EXERCISE GOAL
Return all lines where the word "JSON" can be found.
* start *
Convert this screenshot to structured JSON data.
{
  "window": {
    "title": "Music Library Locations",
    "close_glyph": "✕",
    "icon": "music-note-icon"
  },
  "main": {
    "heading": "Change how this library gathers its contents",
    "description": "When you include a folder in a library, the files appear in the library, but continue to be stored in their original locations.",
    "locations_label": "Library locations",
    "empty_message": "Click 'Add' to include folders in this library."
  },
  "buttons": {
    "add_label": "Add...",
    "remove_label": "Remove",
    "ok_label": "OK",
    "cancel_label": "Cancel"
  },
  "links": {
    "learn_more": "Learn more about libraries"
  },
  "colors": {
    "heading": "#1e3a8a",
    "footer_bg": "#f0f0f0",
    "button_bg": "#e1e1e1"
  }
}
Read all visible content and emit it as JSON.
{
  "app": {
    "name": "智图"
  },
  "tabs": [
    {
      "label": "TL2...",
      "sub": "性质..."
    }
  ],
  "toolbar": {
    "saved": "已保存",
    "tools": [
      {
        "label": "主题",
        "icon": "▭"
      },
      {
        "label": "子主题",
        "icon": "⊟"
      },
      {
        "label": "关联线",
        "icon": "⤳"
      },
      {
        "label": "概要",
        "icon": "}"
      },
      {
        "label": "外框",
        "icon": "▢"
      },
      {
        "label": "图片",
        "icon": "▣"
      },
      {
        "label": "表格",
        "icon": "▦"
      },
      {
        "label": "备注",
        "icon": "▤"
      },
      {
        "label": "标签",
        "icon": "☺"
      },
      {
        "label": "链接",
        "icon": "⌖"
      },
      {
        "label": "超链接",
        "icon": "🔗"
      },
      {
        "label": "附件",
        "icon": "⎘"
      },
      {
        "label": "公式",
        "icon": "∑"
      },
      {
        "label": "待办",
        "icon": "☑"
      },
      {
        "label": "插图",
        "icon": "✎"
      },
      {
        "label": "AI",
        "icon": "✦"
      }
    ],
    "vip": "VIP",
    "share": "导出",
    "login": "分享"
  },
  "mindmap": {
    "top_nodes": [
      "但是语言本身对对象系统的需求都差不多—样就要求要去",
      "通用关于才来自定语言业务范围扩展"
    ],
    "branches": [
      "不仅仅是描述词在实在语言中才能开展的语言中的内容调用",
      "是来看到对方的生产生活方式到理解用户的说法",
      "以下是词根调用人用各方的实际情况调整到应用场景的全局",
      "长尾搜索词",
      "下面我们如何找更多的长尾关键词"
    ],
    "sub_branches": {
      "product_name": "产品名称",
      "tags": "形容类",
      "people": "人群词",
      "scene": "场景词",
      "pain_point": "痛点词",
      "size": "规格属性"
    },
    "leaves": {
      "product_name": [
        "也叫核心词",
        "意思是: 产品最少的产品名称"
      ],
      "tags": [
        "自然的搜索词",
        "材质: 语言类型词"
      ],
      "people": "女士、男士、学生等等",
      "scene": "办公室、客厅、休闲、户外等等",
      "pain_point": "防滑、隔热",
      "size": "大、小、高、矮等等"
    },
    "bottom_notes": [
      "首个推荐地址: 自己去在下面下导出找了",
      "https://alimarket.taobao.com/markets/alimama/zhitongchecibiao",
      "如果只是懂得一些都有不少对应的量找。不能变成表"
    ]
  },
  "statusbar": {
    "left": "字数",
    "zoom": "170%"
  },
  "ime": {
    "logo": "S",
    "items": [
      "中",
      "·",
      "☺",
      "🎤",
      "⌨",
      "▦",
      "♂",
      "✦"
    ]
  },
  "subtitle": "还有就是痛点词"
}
* end *
ANSWER TO THE PROBLEM
Convert this screenshot to structured JSON data.
Read all visible content and emit it as JSON.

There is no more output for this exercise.